(WHAT TO DO) Set down, in full, every record in the block.

(LISTED RECORDS)
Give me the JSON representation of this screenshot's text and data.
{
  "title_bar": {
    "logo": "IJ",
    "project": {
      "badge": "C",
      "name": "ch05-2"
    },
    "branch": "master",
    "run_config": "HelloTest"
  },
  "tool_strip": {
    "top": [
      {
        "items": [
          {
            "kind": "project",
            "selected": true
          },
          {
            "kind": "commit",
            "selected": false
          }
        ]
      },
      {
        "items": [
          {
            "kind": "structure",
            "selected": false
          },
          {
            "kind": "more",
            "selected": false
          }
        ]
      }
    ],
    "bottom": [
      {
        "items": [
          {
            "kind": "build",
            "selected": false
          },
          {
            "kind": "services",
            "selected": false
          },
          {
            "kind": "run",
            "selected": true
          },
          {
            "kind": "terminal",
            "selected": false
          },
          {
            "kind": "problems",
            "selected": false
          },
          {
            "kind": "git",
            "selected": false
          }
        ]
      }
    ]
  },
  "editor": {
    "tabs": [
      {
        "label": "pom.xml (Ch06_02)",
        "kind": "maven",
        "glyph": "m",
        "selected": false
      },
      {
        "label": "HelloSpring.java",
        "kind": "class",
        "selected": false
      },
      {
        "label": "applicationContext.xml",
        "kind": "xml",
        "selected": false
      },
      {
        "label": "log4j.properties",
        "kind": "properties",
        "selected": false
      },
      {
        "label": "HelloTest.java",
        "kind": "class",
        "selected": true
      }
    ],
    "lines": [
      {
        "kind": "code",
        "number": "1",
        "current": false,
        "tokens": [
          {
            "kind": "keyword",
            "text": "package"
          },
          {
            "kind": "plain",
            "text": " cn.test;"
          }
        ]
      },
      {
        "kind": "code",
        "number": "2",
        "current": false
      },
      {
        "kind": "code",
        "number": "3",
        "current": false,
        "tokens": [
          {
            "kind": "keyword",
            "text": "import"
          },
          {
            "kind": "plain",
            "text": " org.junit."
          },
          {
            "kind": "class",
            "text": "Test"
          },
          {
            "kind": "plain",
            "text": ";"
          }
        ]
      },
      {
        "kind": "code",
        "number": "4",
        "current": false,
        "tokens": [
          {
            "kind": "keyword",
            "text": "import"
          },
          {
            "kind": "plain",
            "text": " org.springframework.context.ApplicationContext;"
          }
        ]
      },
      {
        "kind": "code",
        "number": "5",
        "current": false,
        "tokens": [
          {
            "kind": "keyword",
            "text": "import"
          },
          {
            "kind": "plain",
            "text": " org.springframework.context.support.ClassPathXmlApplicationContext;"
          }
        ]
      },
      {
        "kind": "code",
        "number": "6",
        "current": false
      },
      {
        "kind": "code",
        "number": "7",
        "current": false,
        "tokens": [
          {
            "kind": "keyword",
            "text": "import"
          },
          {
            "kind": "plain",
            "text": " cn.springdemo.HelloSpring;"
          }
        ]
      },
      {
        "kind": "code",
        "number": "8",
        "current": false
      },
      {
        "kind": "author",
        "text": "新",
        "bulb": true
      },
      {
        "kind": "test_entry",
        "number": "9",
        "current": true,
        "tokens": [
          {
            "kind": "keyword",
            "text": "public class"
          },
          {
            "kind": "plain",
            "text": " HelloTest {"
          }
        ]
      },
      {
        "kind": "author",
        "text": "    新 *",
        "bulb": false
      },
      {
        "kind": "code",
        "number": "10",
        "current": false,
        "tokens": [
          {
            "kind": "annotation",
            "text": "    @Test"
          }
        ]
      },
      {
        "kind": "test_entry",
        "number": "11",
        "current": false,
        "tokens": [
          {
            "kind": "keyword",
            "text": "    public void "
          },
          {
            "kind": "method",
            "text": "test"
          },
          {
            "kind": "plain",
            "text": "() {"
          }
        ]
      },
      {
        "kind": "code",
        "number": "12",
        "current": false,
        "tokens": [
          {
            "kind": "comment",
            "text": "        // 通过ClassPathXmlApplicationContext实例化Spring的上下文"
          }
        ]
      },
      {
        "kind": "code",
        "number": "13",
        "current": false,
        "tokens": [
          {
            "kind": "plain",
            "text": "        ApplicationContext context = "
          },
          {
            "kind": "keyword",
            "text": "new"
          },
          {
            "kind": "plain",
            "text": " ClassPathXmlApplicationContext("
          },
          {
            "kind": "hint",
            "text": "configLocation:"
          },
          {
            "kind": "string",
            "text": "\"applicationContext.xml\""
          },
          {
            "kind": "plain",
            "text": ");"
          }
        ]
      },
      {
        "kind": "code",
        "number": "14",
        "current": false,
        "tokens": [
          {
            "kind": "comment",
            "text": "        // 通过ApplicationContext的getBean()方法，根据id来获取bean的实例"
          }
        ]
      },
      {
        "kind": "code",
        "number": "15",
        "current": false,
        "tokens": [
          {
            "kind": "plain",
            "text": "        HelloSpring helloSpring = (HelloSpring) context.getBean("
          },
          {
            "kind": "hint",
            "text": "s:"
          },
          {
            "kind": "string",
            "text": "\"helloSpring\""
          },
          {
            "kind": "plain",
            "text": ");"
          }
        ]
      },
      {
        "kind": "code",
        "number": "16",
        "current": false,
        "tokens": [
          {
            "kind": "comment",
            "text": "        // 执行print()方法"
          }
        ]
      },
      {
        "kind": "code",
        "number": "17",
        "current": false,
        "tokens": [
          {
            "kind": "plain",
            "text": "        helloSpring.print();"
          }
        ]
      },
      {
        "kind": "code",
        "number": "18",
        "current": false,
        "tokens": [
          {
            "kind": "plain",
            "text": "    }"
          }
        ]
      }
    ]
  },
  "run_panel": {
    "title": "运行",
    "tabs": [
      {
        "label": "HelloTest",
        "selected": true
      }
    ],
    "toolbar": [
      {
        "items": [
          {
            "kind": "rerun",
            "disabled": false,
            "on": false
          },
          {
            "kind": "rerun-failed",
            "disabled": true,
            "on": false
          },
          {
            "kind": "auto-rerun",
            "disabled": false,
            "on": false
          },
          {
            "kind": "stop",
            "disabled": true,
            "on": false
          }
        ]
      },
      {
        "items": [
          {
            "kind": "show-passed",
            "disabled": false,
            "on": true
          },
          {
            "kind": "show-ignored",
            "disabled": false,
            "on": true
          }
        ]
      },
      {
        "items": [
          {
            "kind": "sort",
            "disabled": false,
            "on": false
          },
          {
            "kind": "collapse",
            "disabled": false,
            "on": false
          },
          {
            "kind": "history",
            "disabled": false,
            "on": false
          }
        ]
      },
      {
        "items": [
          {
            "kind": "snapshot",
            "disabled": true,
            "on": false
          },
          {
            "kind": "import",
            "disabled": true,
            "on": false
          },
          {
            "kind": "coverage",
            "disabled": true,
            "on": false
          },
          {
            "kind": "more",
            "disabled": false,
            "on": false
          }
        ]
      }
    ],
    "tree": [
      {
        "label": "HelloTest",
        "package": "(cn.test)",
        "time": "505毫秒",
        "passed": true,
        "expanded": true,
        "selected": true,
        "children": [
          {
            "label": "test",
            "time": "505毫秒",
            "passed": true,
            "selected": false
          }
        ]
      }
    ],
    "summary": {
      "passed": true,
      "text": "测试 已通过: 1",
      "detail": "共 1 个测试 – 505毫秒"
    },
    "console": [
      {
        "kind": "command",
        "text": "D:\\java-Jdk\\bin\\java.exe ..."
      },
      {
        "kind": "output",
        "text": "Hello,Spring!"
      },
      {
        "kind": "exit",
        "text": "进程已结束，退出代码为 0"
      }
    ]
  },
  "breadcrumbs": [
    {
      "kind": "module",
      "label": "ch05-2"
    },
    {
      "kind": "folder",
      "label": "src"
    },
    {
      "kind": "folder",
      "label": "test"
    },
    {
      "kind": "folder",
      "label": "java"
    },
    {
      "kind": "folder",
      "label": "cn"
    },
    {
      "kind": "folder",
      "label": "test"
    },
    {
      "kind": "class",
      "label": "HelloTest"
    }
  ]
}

(FINAL RESULT)
Give me the JSON representation of this screenshot's text and data.
{
  "title_bar": {
    "logo": "IJ",
    "project": {
      "badge": "C",
      "name": "ch05-2"
    },
    "branch": "master",
    "run_config": "HelloTest"
  },
  "tool_strip": {
    "top": [
      {
        "items": [
          {
            "kind": "project",
            "selected": true
          },
          {
            "kind": "commit",
            "selected": false
          }
        ]
      },
      {
        "items": [
          {
            "kind": "structure",
            "selected": false
          },
          {
            "kind": "more",
            "selected": false
          }
        ]
      }
    ],
    "bottom": [
      {
        "items": [
          {
            "kind": "build",
            "selected": false
          },
          {
            "kind": "services",
            "selected": false
          },
          {
            "kind": "run",
            "selected": true
          },
          {
            "kind": "terminal",
            "selected": false
          },
          {
            "kind": "problems",
            "selected": false
          },
          {
            "kind": "git",
            "selected": false
          }
        ]
      }
    ]
  },
  "editor": {
    "tabs": [
      {
        "label": "pom.xml (Ch06_02)",
        "kind": "maven",
        "glyph": "m",
        "selected": false
      },
      {
        "label": "HelloSpring.java",
        "kind": "class",
        "selected": false
      },
      {
        "label": "applicationContext.xml",
        "kind": "xml",
        "selected": false
      },
      {
        "label": "log4j.properties",
        "kind": "properties",
        "selected": false
      },
      {
        "label": "HelloTest.java",
        "kind": "class",
        "selected": true
      }
    ],
    "lines": [
      {
        "kind": "code",
        "number": "1",
        "current": false,
        "tokens": [
          {
            "kind": "keyword",
            "text": "package"
          },
          {
            "kind": "plain",
            "text": " cn.test;"
          }
        ]
      },
      {
        "kind": "code",
        "number": "2",
        "current": false
      },
      {
        "kind": "code",
        "number": "3",
        "current": false,
        "tokens": [
          {
            "kind": "keyword",
            "text": "import"
          },
          {
            "kind": "plain",
            "text": " org.junit."
          },
          {
            "kind": "class",
            "text": "Test"
          },
          {
            "kind": "plain",
            "text": ";"
          }
        ]
      },
      {
        "kind": "code",
        "number": "4",
        "current": false,
        "tokens": [
          {
            "kind": "keyword",
            "text": "import"
          },
          {
            "kind": "plain",
            "text": " org.springframework.context.ApplicationContext;"
          }
        ]
      },
      {
        "kind": "code",
        "number": "5",
        "current": false,
        "tokens": [
          {
            "kind": "keyword",
            "text": "import"
          },
          {
            "kind": "plain",
            "text": " org.springframework.context.support.ClassPathXmlApplicationContext;"
          }
        ]
      },
      {
        "kind": "code",
        "number": "6",
        "current": false
      },
      {
        "kind": "code",
        "number": "7",
        "current": false,
        "tokens": [
          {
            "kind": "keyword",
            "text": "import"
          },
          {
            "kind": "plain",
            "text": " cn.springdemo.HelloSpring;"
          }
        ]
      },
      {
        "kind": "code",
        "number": "8",
        "current": false
      },
      {
        "kind": "author",
        "text": "新",
        "bulb": true
      },
      {
        "kind": "test_entry",
        "number": "9",
        "current": true,
        "tokens": [
          {
            "kind": "keyword",
            "text": "public class"
          },
          {
            "kind": "plain",
            "text": " HelloTest {"
          }
        ]
      },
      {
        "kind": "author",
        "text": "    新 *",
        "bulb": false
      },
      {
        "kind": "code",
        "number": "10",
        "current": false,
        "tokens": [
          {
            "kind": "annotation",
            "text": "    @Test"
          }
        ]
      },
      {
        "kind": "test_entry",
        "number": "11",
        "current": false,
        "tokens": [
          {
            "kind": "keyword",
            "text": "    public void "
          },
          {
            "kind": "method",
            "text": "test"
          },
          {
            "kind": "plain",
            "text": "() {"
          }
        ]
      },
      {
        "kind": "code",
        "number": "12",
        "current": false,
        "tokens": [
          {
            "kind": "comment",
            "text": "        // 通过ClassPathXmlApplicationContext实例化Spring的上下文"
          }
        ]
      },
      {
        "kind": "code",
        "number": "13",
        "current": false,
        "tokens": [
          {
            "kind": "plain",
            "text": "        ApplicationContext context = "
          },
          {
            "kind": "keyword",
            "text": "new"
          },
          {
            "kind": "plain",
            "text": " ClassPathXmlApplicationContext("
          },
          {
            "kind": "hint",
            "text": "configLocation:"
          },
          {
            "kind": "string",
            "text": "\"applicationContext.xml\""
          },
          {
            "kind": "plain",
            "text": ");"
          }
        ]
      },
      {
        "kind": "code",
        "number": "14",
        "current": false,
        "tokens": [
          {
            "kind": "comment",
            "text": "        // 通过ApplicationContext的getBean()方法，根据id来获取bean的实例"
          }
        ]
      },
      {
        "kind": "code",
        "number": "15",
        "current": false,
        "tokens": [
          {
            "kind": "plain",
            "text": "        HelloSpring helloSpring = (HelloSpring) context.getBean("
          },
          {
            "kind": "hint",
            "text": "s:"
          },
          {
            "kind": "string",
            "text": "\"helloSpring\""
          },
          {
            "kind": "plain",
            "text": ");"
          }
        ]
      },
      {
        "kind": "code",
        "number": "16",
        "current": false,
        "tokens": [
          {
            "kind": "comment",
            "text": "        // 执行print()方法"
          }
        ]
      },
      {
        "kind": "code",
        "number": "17",
        "current": false,
        "tokens": [
          {
            "kind": "plain",
            "text": "        helloSpring.print();"
          }
        ]
      },
      {
        "kind": "code",
        "number": "18",
        "current": false,
        "tokens": [
          {
            "kind": "plain",
            "text": "    }"
          }
        ]
      }
    ]
  },
  "run_panel": {
    "title": "运行",
    "tabs": [
      {
        "label": "HelloTest",
        "selected": true
      }
    ],
    "toolbar": [
      {
        "items": [
          {
            "kind": "rerun",
            "disabled": false,
            "on": false
          },
          {
            "kind": "rerun-failed",
            "disabled": true,
            "on": false
          },
          {
            "kind": "auto-rerun",
            "disabled": false,
            "on": false
          },
          {
            "kind": "stop",
            "disabled": true,
            "on": false
          }
        ]
      },
      {
        "items": [
          {
            "kind": "show-passed",
            "disabled": false,
            "on": true
          },
          {
            "kind": "show-ignored",
            "disabled": false,
            "on": true
          }
        ]
      },
      {
        "items": [
          {
            "kind": "sort",
            "disabled": false,
            "on": false
          },
          {
            "kind": "collapse",
            "disabled": false,
            "on": false
          },
          {
            "kind": "history",
            "disabled": false,
            "on": false
          }
        ]
      },
      {
        "items": [
          {
            "kind": "snapshot",
            "disabled": true,
            "on": false
          },
          {
            "kind": "import",
            "disabled": true,
            "on": false
          },
          {
            "kind": "coverage",
            "disabled": true,
            "on": false
          },
          {
            "kind": "more",
            "disabled": false,
            "on": false
          }
        ]
      }
    ],
    "tree": [
      {
        "label": "HelloTest",
        "package": "(cn.test)",
        "time": "505毫秒",
        "passed": true,
        "expanded": true,
        "selected": true,
        "children": [
          {
            "label": "test",
            "time": "505毫秒",
            "passed": true,
            "selected": false
          }
        ]
      }
    ],
    "summary": {
      "passed": true,
      "text": "测试 已通过: 1",
      "detail": "共 1 个测试 – 505毫秒"
    },
    "console": [
      {
        "kind": "command",
        "text": "D:\\java-Jdk\\bin\\java.exe ..."
      },
      {
        "kind": "output",
        "text": "Hello,Spring!"
      },
      {
        "kind": "exit",
        "text": "进程已结束，退出代码为 0"
      }
    ]
  },
  "breadcrumbs": [
    {
      "kind": "module",
      "label": "ch05-2"
    },
    {
      "kind": "folder",
      "label": "src"
    },
    {
      "kind": "folder",
      "label": "test"
    },
    {
      "kind": "folder",
      "label": "java"
    },
    {
      "kind": "folder",
      "label": "cn"
    },
    {
      "kind": "folder",
      "label": "test"
    },
    {
      "kind": "class",
      "label": "HelloTest"
    }
  ]
}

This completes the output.